◆ **Task brief**
Report only the number of lines in this material that include the string "placeholder".

◆ **Material for this exercise**
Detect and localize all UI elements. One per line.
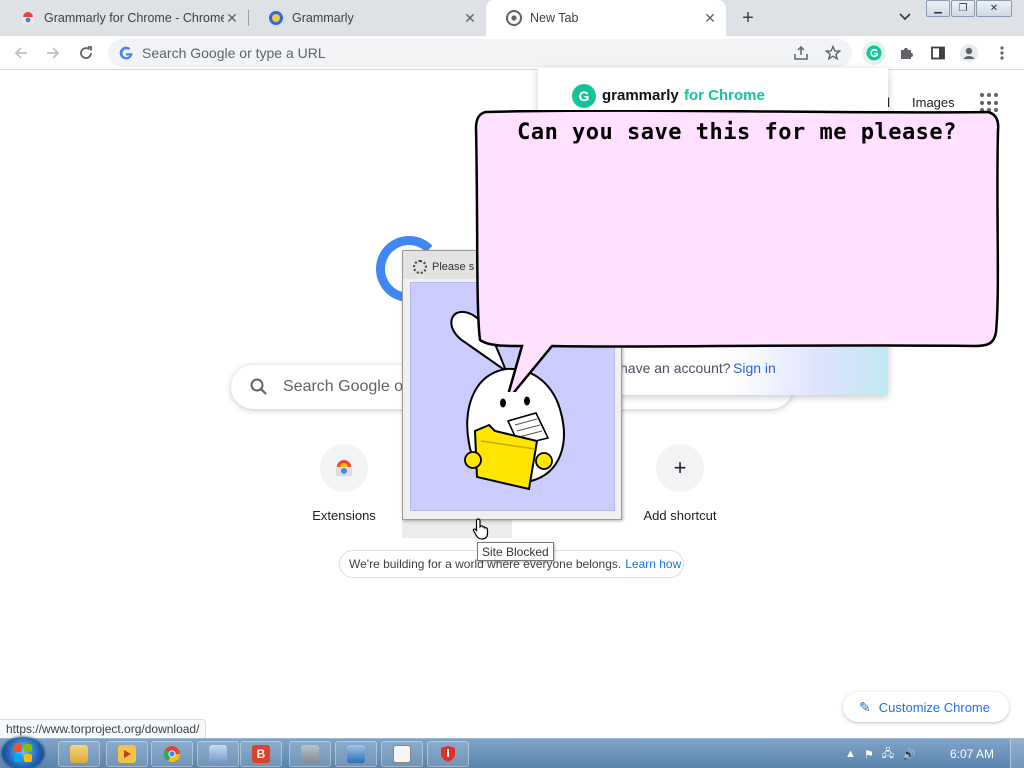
taskbar-media-player[interactable] xyxy=(106,741,148,767)
popup-title: Please s xyxy=(432,261,475,273)
close-tab-icon[interactable]: ✕ xyxy=(462,10,478,26)
clock[interactable]: 6:07 AM xyxy=(950,747,994,761)
app-window-icon xyxy=(209,745,227,763)
action-center-flag-icon[interactable]: ⚑ xyxy=(864,748,874,761)
images-link[interactable]: Images xyxy=(912,95,955,110)
tab-new-tab[interactable]: New Tab ✕ xyxy=(486,0,726,36)
start-button[interactable] xyxy=(2,737,44,768)
google-g-icon xyxy=(119,46,133,60)
grammarly-brand: grammarly xyxy=(602,87,679,104)
chrome-web-store-icon xyxy=(320,444,368,492)
network-icon[interactable]: 🖧 xyxy=(882,745,894,764)
add-icon: + xyxy=(656,444,704,492)
windows-logo-icon xyxy=(14,744,32,762)
system-tray: ▲ ⚑ 🖧 🔊 xyxy=(845,739,924,768)
extensions-puzzle-icon[interactable] xyxy=(894,41,918,65)
close-window-icon[interactable]: ✕ xyxy=(976,0,1012,17)
tab-strip: Grammarly for Chrome - Chrome ✕ Grammarl… xyxy=(0,0,1024,36)
status-bubble-url: https://www.torproject.org/download/ xyxy=(0,719,207,739)
taskbar-antivirus[interactable] xyxy=(427,741,469,767)
tab-title: New Tab xyxy=(530,11,579,25)
address-bar[interactable]: Search Google or type a URL xyxy=(108,39,852,67)
media-player-icon xyxy=(118,745,136,763)
grammarly-extension-icon[interactable] xyxy=(862,41,886,65)
shortcut-extensions[interactable]: Extensions xyxy=(296,444,392,523)
chrome-web-store-icon xyxy=(22,12,34,24)
shield-icon xyxy=(441,746,455,762)
search-placeholder: Search Google or xyxy=(283,378,409,395)
window-controls: ▁ ❐ ✕ xyxy=(926,0,1013,18)
chrome-icon xyxy=(506,10,522,26)
pencil-icon: ✎ xyxy=(859,698,871,715)
minimize-icon[interactable]: ▁ xyxy=(926,0,950,17)
hand-cursor-icon xyxy=(472,518,489,540)
taskbar-brave[interactable]: B xyxy=(240,741,282,767)
taskbar-app[interactable] xyxy=(381,741,423,767)
back-icon[interactable] xyxy=(8,40,34,66)
address-bar-placeholder: Search Google or type a URL xyxy=(142,45,326,61)
show-desktop-button[interactable] xyxy=(1010,739,1024,768)
grammarly-logo-icon: G xyxy=(572,84,596,108)
loading-icon xyxy=(413,260,427,274)
chrome-icon xyxy=(163,746,181,763)
tab-title: Grammarly for Chrome - Chrome xyxy=(44,11,224,25)
volume-icon[interactable]: 🔊 xyxy=(902,748,916,761)
speech-bubble xyxy=(474,110,1000,392)
window-shadow xyxy=(402,520,512,538)
bunny-icon xyxy=(393,745,411,763)
taskbar-explorer[interactable] xyxy=(58,741,100,767)
close-tab-icon[interactable]: ✕ xyxy=(224,10,240,26)
windows-taskbar: B ▲ ⚑ 🖧 🔊 6:07 AM xyxy=(0,737,1024,768)
shortcut-label: Extensions xyxy=(312,508,376,523)
shortcut-add[interactable]: + Add shortcut xyxy=(632,444,728,523)
tab-search-icon[interactable] xyxy=(894,6,916,28)
chrome-menu-icon[interactable] xyxy=(990,41,1014,65)
site-blocked-tooltip: Site Blocked xyxy=(477,542,554,561)
search-icon xyxy=(250,378,267,395)
grammarly-tab-icon xyxy=(269,11,283,25)
app-icon xyxy=(301,745,319,763)
share-icon[interactable] xyxy=(792,44,810,62)
speech-bubble-text: Can you save this for me please? xyxy=(517,120,957,145)
taskbar-chrome[interactable] xyxy=(151,741,193,767)
tab-title: Grammarly xyxy=(292,11,354,25)
profile-avatar-icon[interactable] xyxy=(957,41,981,65)
reload-icon[interactable] xyxy=(73,40,99,66)
new-tab-icon[interactable]: + xyxy=(736,6,760,30)
learn-how-link[interactable]: Learn how xyxy=(625,557,681,571)
tab-grammarly[interactable]: Grammarly ✕ xyxy=(248,0,486,36)
forward-icon[interactable] xyxy=(40,40,66,66)
taskbar-app[interactable] xyxy=(335,741,377,767)
tab-grammarly-for-chrome[interactable]: Grammarly for Chrome - Chrome ✕ xyxy=(0,0,248,36)
taskbar-app[interactable] xyxy=(197,741,239,767)
brave-b-icon: B xyxy=(252,745,270,763)
browser-toolbar: Search Google or type a URL xyxy=(0,36,1024,70)
tools-icon xyxy=(347,745,365,763)
customize-chrome-button[interactable]: ✎ Customize Chrome xyxy=(843,692,1009,722)
taskbar-app[interactable] xyxy=(289,741,331,767)
grammarly-brand-sub: for Chrome xyxy=(684,87,765,104)
shortcut-label: Add shortcut xyxy=(643,508,717,523)
folder-icon xyxy=(70,745,88,763)
bookmark-star-icon[interactable] xyxy=(824,44,842,62)
side-panel-icon[interactable] xyxy=(926,41,950,65)
close-tab-icon[interactable]: ✕ xyxy=(702,10,718,26)
restore-icon[interactable]: ❐ xyxy=(951,0,975,17)
customize-label: Customize Chrome xyxy=(878,699,990,715)
show-hidden-icons[interactable]: ▲ xyxy=(845,748,856,760)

◆ **Response for this exercise**
2